FRAGMENTO SELECCIONADO =
··········

Si por alguna razón acude, lector, a la televisión abierta, se dará cuenta muy rápido que en el medio la publicidad ha devorado no sólo a los programas de entretenimiento —que están ahí ya casi sólo para vender dos tipos de productos, los que generan y los que anuncian— sino a un área que debería ser cuidada con extremo como la información. Los noticiarios, salvo aquellos que se transmiten en horario nocturno, son tristemente infomerciales (por cierto, de productos milagro y otras tonterías con nula o escasa utilidad). A las transmisiones deportivas, de ambas cadenas abiertas, les sucedió lo mismo: cualquier competición está plagada no sólo en el cuadro que forma la pantalla de anuncios publicitarios sino que los comentaristas y narradores son los encargados de vender todo tipo de mercancías. Y eso ya no es sólo el libre mercado, sino el libre desmadre que considera al espectador como una maquinita que ha de caer en alguna de las casillas publicitarias.
Se entiende que hay que pagar una nómina y crecer en tanto empresas, pero cualquier canal que consulte usted, durante lo que podemos considerar horas hábiles, transmitirá el programa ofrecido sólo entre los cortes comerciales y no a la inversa. Le digo, aquí algo está muy mal y por ello, a precios cada vez más accesibles, han llegado al país grupos de canales de paga que no sólo ofrecen una programación digna en términos generales sino que las pautas de ventas son moderadas, sin olvidar directamente a productos visuales como Netflix, o la plataforma que usted guste, en donde paga por ver y verá justamente aquello por lo que desembolsó su dinero.
Por eso, entre tanto programa que ve al espectador como si tuviera el cerebro de un mosquito de la fruta, se agradece una producción como la de Masterchef, que desde el pasado viernes volvió al aire con su nueva temporada. Calma, de ninguna manera esto es un pronunciamiento a favor de “la televisora del Ajusco” porque fuera de ahí el verdadero sustento está depositado en sus narradores y comentaristas deportivos, que comen aparte, y se han vuelto verdaderos profesionales de la comunicación. Es un reconocimiento, sí, justamente a lo mismo que pasa con la barra deportiva: Adrián Herrera, Betty Vázquez y José Ramón Castillo son profesionales absolutos de la cocina.

··········

INFORMACIÓN PROPORCIONADA =

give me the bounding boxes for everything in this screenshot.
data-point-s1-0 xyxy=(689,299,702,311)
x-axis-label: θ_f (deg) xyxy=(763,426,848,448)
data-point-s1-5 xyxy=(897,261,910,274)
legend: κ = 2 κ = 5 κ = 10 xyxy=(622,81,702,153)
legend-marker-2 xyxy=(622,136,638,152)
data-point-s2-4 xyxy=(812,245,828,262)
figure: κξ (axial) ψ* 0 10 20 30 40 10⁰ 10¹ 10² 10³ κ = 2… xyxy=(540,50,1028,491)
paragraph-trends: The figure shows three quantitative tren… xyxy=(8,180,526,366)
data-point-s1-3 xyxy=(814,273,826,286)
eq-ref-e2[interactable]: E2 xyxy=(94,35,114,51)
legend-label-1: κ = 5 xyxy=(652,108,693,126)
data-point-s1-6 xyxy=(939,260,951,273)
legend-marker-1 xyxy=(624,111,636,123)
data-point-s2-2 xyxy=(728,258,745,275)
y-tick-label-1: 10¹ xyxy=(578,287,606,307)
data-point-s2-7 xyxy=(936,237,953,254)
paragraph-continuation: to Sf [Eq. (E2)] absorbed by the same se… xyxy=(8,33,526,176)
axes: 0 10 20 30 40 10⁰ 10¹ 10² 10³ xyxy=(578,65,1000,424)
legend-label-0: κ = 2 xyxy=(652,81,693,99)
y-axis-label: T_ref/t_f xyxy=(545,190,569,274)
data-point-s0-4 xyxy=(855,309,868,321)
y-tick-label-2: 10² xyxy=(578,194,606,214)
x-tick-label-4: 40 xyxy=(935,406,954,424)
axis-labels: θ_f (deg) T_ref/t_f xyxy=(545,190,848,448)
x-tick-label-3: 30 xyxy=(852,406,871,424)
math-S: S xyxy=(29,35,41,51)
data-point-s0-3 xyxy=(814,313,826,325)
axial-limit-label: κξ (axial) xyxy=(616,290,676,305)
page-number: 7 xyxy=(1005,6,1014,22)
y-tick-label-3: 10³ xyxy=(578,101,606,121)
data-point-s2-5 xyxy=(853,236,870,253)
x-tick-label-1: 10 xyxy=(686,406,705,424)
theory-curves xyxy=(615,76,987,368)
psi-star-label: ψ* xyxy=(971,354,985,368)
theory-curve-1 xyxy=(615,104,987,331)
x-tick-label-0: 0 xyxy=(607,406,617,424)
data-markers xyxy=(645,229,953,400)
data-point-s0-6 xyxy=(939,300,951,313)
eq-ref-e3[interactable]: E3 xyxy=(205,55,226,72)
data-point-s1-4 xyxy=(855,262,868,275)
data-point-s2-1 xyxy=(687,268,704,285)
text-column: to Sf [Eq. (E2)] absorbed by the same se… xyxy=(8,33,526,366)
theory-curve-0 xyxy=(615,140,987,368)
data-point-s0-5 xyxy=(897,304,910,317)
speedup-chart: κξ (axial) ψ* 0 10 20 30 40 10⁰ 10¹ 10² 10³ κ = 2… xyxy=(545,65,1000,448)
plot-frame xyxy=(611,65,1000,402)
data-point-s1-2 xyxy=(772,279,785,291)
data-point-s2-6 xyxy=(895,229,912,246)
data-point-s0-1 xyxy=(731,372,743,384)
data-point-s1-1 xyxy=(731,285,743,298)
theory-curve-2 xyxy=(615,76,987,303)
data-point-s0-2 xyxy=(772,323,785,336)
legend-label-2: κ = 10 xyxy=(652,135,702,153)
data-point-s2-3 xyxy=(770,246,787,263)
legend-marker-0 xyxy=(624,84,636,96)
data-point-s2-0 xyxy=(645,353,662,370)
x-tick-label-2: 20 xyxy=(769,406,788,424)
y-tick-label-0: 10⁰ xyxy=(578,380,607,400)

··········

TAREA A =
Resume el fragmento seleccionado en dos oraciones.
TAREA B =
Según el fragmento seleccionado, ¿son correctas estas afirmaciones? Responde sí o no a cada una y cita las palabras del fragmento que lo deciden. (i) Los noticiarios que se transmiten en horario nocturno son infomerciales. (ii) En las transmisiones deportivas, los comentaristas y narradores se encargan de vender mercancías. (iii) Masterchef volvió al aire el pasado viernes.
Los registros son un material independiente del fragmento seleccionado.

RESULTADO DE LA TAREA A =
La publicidad ha devorado la televisión abierta, incluidos los programas de entretenimiento, los noticiarios y las transmisiones deportivas, y en horas hábiles los canales transmiten sus programas solo entre los cortes comerciales. Por eso se agradece una producción como Masterchef, que volvió al aire con su nueva temporada y en la que Adrián Herrera, Betty Vázquez y José Ramón Castillo son reconocidos como profesionales absolutos de la cocina.

RESULTADO DE LA TAREA B =
(i) No: «Los noticiarios, salvo aquellos que se transmiten en horario nocturno, son tristemente infomerciales».
(ii) Sí: «los comentaristas y narradores son los encargados de vender todo tipo de mercancías».
(iii) Sí: «desde el pasado viernes volvió al aire con su nueva temporada».